Aim ▸
Every record must be transcribed in its entirety, apart from the images, which are to be omitted.

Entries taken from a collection
--- Start ---

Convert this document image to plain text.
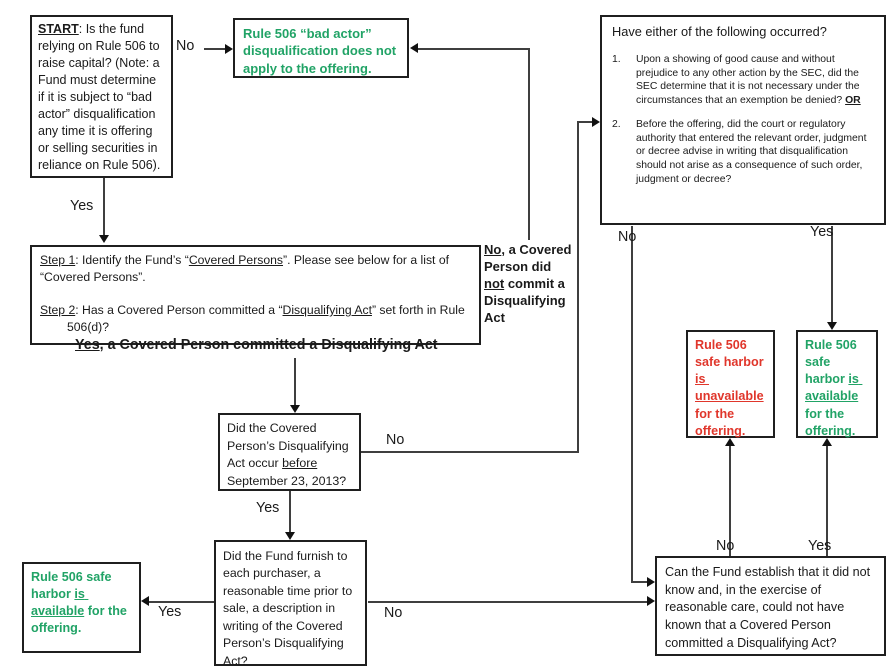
START: Is the fund relying on Rule 506 to raise capital? (Note: a Fund must determine if it is subject to “bad actor” disqualification any time it is offering or selling securities in reliance on Rule 506).
Rule 506 “bad actor” disqualification does not apply to the offering.
Have either of the following occurred?
1.	Upon a showing of good cause and without prejudice to any other action by the SEC, did the SEC determine that it is not necessary under the circumstances that an exemption be denied? OR
2.	Before the offering, did the court or regulatory authority that entered the relevant order, judgment or decree advise in writing that disqualification should not arise as a consequence of such order, judgment or decree?
Step 1: Identify the Fund’s “Covered Persons”. Please see below for a list of “Covered Persons”.
Step 2: Has a Covered Person committed a “Disqualifying Act” set forth in Rule 506(d)?
Yes, a Covered Person committed a Disqualifying Act
No, a Covered Person did not commit a Disqualifying Act
Did the Covered Person’s Disqualifying Act occur before September 23, 2013?
Rule 506 safe harbor is unavailable for the offering.
Rule 506 safe harbor is available for the offering.
Did the Fund furnish to each purchaser, a reasonable time prior to sale, a description in writing of the Covered Person’s Disqualifying Act?
Rule 506 safe harbor is available for the offering.
Can the Fund establish that it did not know and, in the exercise of reasonable care, could not have known that a Covered Person committed a Disqualifying Act?
No
Yes
No
Yes
No	Yes
No	Yes
Yes	No
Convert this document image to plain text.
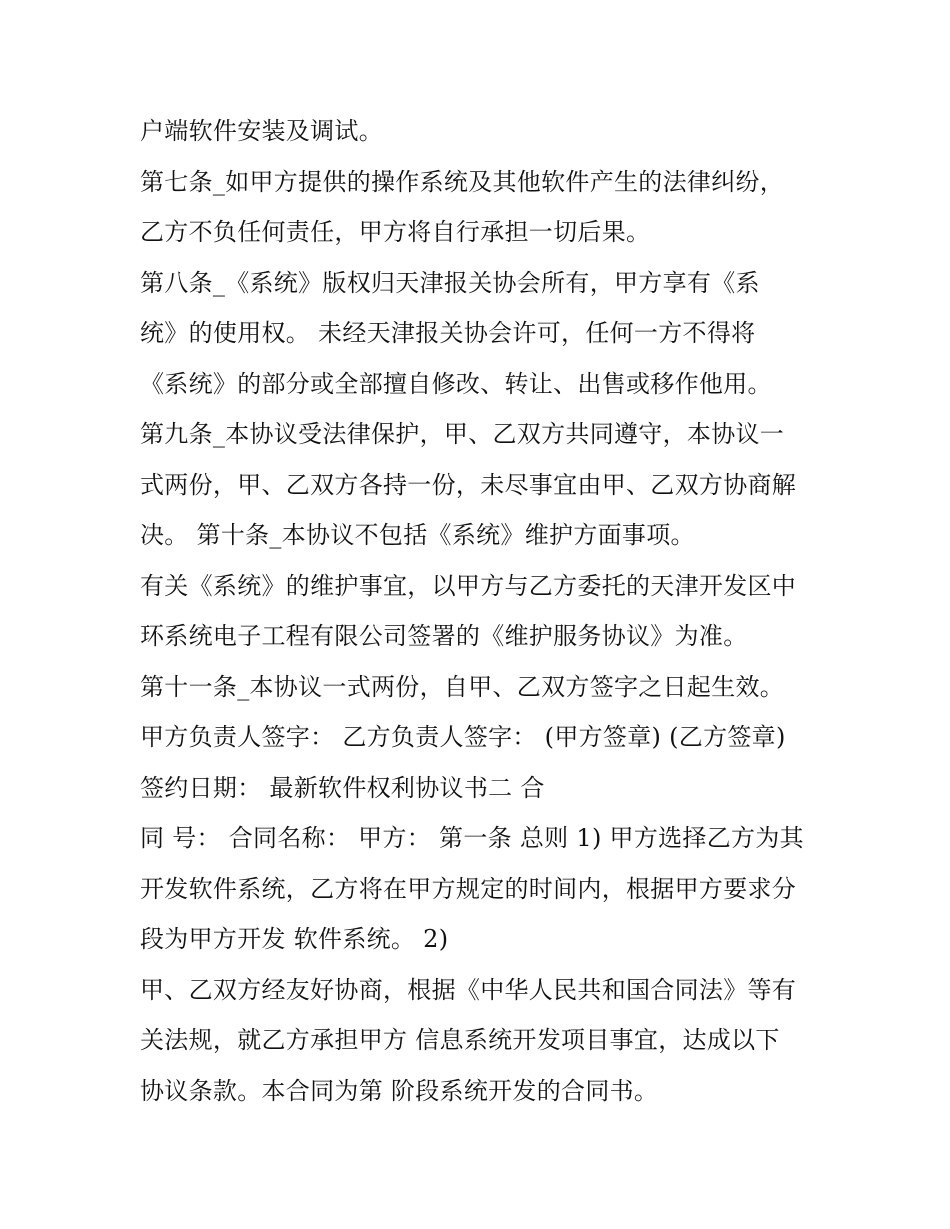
户端软件安装及调试。
第七条_如甲方提供的操作系统及其他软件产生的法律纠纷，
乙方不负任何责任，甲方将自行承担一切后果。
第八条_《系统》版权归天津报关协会所有，甲方享有《系
统》的使用权。 未经天津报关协会许可，任何一方不得将
《系统》的部分或全部擅自修改、转让、出售或移作他用。
第九条_本协议受法律保护，甲、乙双方共同遵守，本协议一
式两份，甲、乙双方各持一份，未尽事宜由甲、乙双方协商解
决。 第十条_本协议不包括《系统》维护方面事项。
有关《系统》的维护事宜，以甲方与乙方委托的天津开发区中
环系统电子工程有限公司签署的《维护服务协议》为准。
第十一条_本协议一式两份，自甲、乙双方签字之日起生效。
甲方负责人签字： 乙方负责人签字： (甲方签章) (乙方签章)
签约日期： 最新软件权利协议书二 合
同 号： 合同名称： 甲方： 第一条 总则 1) 甲方选择乙方为其
开发软件系统，乙方将在甲方规定的时间内，根据甲方要求分
段为甲方开发 软件系统。 2)
甲、乙双方经友好协商，根据《中华人民共和国合同法》等有
关法规，就乙方承担甲方 信息系统开发项目事宜，达成以下
协议条款。本合同为第 阶段系统开发的合同书。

--- End ---

Exercise answer ▸
Convert this document image to plain text.
START: Is the fund relying on Rule 506 to raise capital? (Note: a Fund must determine if it is subject to “bad actor” disqualification any time it is offering or selling securities in reliance on Rule 506).
Rule 506 “bad actor” disqualification does not apply to the offering.
Have either of the following occurred?
1.	Upon a showing of good cause and without prejudice to any other action by the SEC, did the SEC determine that it is not necessary under the circumstances that an exemption be denied? OR
2.	Before the offering, did the court or regulatory authority that entered the relevant order, judgment or decree advise in writing that disqualification should not arise as a consequence of such order, judgment or decree?
Step 1: Identify the Fund’s “Covered Persons”. Please see below for a list of “Covered Persons”.
Step 2: Has a Covered Person committed a “Disqualifying Act” set forth in Rule 506(d)?
Yes, a Covered Person committed a Disqualifying Act
No, a Covered Person did not commit a Disqualifying Act
Did the Covered Person’s Disqualifying Act occur before September 23, 2013?
Rule 506 safe harbor is unavailable for the offering.
Rule 506 safe harbor is available for the offering.
Did the Fund furnish to each purchaser, a reasonable time prior to sale, a description in writing of the Covered Person’s Disqualifying Act?
Rule 506 safe harbor is available for the offering.
Can the Fund establish that it did not know and, in the exercise of reasonable care, could not have known that a Covered Person committed a Disqualifying Act?
No
Yes
No
Yes
No	Yes
No	Yes
Yes	No
Convert this document image to plain text.
户端软件安装及调试。
第七条_如甲方提供的操作系统及其他软件产生的法律纠纷，
乙方不负任何责任，甲方将自行承担一切后果。
第八条_《系统》版权归天津报关协会所有，甲方享有《系
统》的使用权。 未经天津报关协会许可，任何一方不得将
《系统》的部分或全部擅自修改、转让、出售或移作他用。
第九条_本协议受法律保护，甲、乙双方共同遵守，本协议一
式两份，甲、乙双方各持一份，未尽事宜由甲、乙双方协商解
决。 第十条_本协议不包括《系统》维护方面事项。
有关《系统》的维护事宜，以甲方与乙方委托的天津开发区中
环系统电子工程有限公司签署的《维护服务协议》为准。
第十一条_本协议一式两份，自甲、乙双方签字之日起生效。
甲方负责人签字： 乙方负责人签字： (甲方签章) (乙方签章)
签约日期： 最新软件权利协议书二 合
同 号： 合同名称： 甲方： 第一条 总则 1) 甲方选择乙方为其
开发软件系统，乙方将在甲方规定的时间内，根据甲方要求分
段为甲方开发 软件系统。 2)
甲、乙双方经友好协商，根据《中华人民共和国合同法》等有
关法规，就乙方承担甲方 信息系统开发项目事宜，达成以下
协议条款。本合同为第 阶段系统开发的合同书。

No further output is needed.